----- Material -----

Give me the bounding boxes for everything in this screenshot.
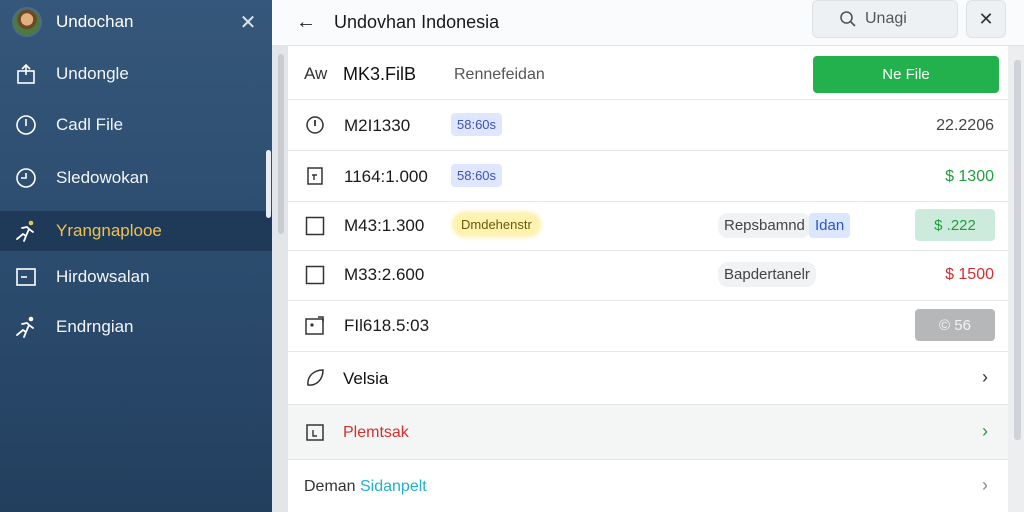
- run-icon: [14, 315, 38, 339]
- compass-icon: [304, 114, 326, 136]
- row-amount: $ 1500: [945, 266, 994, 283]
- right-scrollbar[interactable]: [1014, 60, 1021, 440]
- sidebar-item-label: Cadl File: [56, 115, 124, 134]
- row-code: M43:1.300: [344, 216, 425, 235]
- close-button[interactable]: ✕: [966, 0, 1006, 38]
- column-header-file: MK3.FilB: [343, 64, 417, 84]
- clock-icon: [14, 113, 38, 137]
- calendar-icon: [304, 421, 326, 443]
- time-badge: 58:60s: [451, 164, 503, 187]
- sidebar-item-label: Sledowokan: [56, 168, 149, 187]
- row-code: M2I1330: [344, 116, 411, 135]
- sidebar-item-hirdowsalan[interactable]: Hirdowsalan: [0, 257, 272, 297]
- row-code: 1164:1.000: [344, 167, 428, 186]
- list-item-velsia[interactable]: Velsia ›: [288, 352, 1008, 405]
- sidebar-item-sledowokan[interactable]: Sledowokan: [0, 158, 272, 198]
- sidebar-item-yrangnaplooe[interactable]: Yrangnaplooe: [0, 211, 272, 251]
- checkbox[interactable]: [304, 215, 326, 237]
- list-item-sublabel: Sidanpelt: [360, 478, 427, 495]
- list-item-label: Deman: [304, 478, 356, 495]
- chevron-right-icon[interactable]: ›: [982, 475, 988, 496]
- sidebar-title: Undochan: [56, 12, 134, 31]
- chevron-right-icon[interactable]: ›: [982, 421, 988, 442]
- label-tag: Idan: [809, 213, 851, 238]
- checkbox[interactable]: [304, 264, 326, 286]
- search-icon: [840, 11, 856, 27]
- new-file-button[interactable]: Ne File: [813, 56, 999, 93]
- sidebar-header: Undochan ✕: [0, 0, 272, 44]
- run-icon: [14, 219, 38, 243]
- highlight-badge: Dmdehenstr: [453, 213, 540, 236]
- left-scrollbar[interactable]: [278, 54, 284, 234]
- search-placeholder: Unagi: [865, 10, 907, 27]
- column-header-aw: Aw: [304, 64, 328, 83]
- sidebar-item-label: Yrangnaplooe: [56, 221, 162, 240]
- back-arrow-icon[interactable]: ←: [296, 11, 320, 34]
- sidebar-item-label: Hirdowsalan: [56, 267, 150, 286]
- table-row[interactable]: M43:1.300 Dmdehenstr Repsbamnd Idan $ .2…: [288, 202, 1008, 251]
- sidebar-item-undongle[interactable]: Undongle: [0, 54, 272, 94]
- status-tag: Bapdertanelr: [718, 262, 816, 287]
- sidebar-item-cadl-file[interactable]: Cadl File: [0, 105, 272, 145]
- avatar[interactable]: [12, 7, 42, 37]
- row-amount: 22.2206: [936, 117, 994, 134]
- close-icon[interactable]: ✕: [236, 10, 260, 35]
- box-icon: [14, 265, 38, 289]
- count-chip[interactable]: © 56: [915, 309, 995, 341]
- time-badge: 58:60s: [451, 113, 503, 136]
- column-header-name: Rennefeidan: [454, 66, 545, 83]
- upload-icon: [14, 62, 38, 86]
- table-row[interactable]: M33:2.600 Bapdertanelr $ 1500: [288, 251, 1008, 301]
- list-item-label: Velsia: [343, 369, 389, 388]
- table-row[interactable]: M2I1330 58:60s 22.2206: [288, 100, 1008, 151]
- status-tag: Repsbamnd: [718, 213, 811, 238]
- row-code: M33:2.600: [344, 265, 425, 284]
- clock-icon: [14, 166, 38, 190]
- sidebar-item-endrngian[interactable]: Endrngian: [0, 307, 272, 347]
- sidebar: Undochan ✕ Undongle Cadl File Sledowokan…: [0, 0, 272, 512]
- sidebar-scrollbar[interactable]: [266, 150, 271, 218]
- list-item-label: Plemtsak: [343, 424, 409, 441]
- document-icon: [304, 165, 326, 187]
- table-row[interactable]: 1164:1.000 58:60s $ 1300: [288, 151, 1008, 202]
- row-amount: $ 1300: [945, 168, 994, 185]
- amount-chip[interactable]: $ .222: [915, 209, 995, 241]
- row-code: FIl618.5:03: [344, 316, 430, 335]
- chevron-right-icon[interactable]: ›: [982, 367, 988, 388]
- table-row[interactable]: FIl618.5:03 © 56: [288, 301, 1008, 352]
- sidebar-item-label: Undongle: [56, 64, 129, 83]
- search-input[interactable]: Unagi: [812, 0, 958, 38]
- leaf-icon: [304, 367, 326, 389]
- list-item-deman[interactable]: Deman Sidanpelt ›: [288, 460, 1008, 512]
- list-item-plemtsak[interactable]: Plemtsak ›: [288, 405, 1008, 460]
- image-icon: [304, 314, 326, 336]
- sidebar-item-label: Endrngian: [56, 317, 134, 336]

-----
----- Material -----

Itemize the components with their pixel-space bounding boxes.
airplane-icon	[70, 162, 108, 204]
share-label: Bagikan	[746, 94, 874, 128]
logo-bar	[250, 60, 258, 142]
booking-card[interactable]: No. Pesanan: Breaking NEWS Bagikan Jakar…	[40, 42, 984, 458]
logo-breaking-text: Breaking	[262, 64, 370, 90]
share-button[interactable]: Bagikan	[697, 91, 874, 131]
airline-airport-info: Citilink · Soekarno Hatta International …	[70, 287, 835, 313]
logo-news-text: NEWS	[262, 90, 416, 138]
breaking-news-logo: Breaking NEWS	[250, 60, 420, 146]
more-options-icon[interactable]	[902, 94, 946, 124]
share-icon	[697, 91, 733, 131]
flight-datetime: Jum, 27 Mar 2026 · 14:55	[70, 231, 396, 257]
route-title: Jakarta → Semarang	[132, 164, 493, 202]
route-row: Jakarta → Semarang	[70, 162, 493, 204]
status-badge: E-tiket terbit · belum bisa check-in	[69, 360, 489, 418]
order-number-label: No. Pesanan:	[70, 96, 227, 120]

-----
----- Material -----

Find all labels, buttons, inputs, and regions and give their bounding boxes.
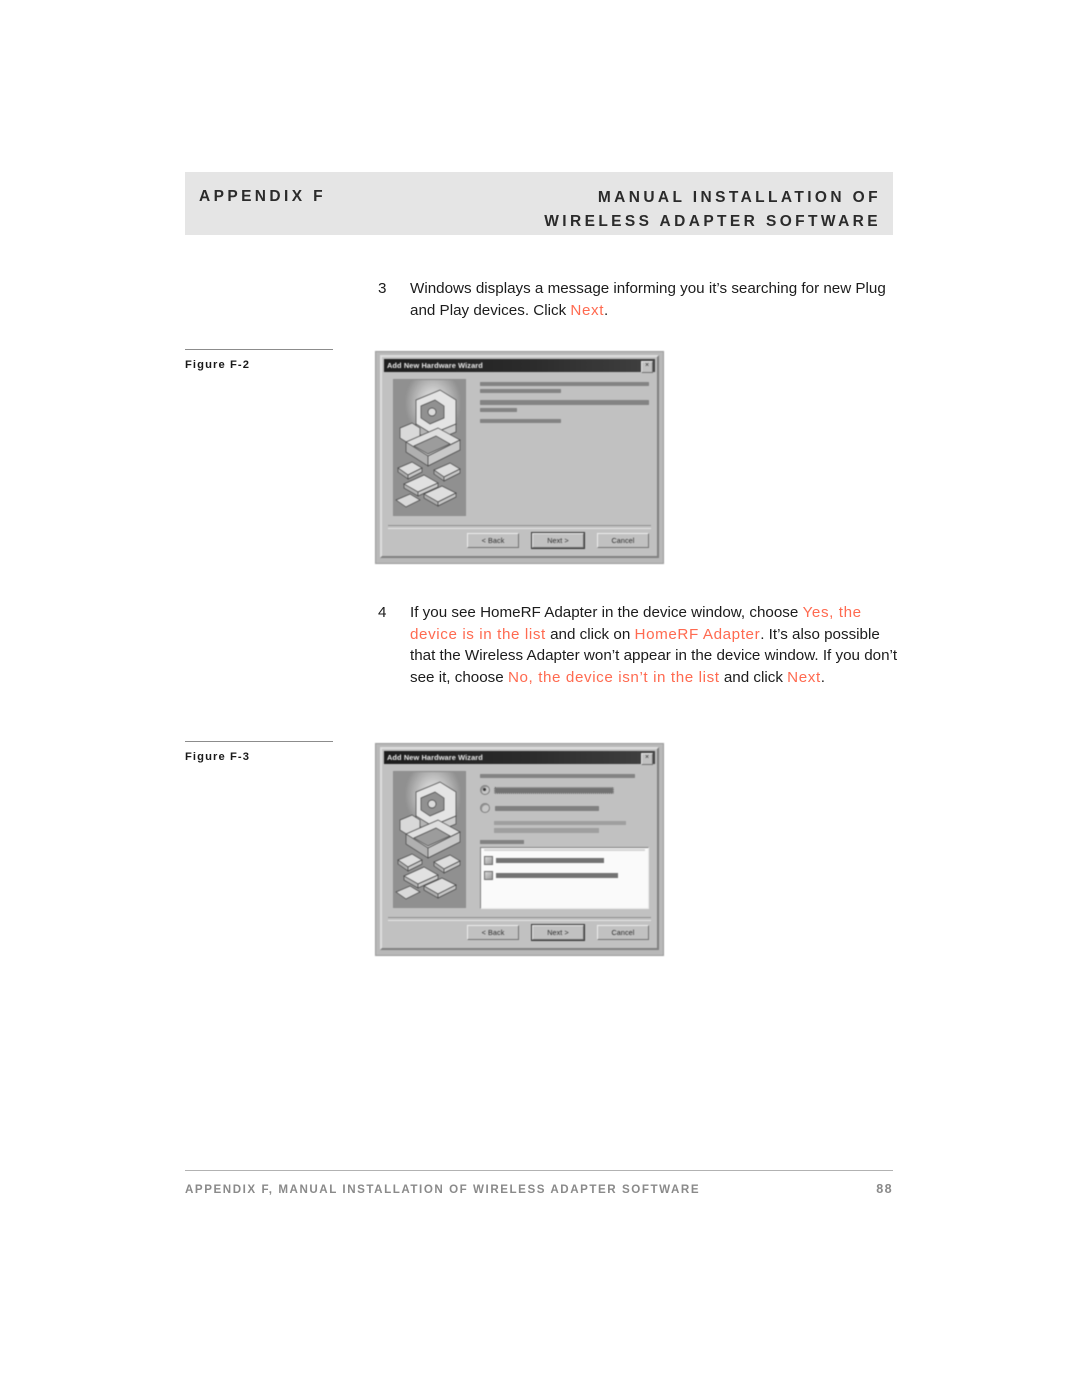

-----

Objective: Retype the part of the listing that opens with the line containing "Itemize the components" and closes with the line containing "96, 227, 120]", copying both of those lines and every line between them exactly.

Response to this task:
Itemize the components with their pixel-space bounding boxes.
airplane-icon	[70, 162, 108, 204]
share-label: Bagikan	[746, 94, 874, 128]
logo-bar	[250, 60, 258, 142]
booking-card[interactable]: No. Pesanan: Breaking NEWS Bagikan Jakar…	[40, 42, 984, 458]
logo-breaking-text: Breaking	[262, 64, 370, 90]
share-button[interactable]: Bagikan	[697, 91, 874, 131]
airline-airport-info: Citilink · Soekarno Hatta International …	[70, 287, 835, 313]
logo-news-text: NEWS	[262, 90, 416, 138]
breaking-news-logo: Breaking NEWS	[250, 60, 420, 146]
more-options-icon[interactable]	[902, 94, 946, 124]
share-icon	[697, 91, 733, 131]
flight-datetime: Jum, 27 Mar 2026 · 14:55	[70, 231, 396, 257]
route-title: Jakarta → Semarang	[132, 164, 493, 202]
route-row: Jakarta → Semarang	[70, 162, 493, 204]
status-badge: E-tiket terbit · belum bisa check-in	[69, 360, 489, 418]
order-number-label: No. Pesanan:	[70, 96, 227, 120]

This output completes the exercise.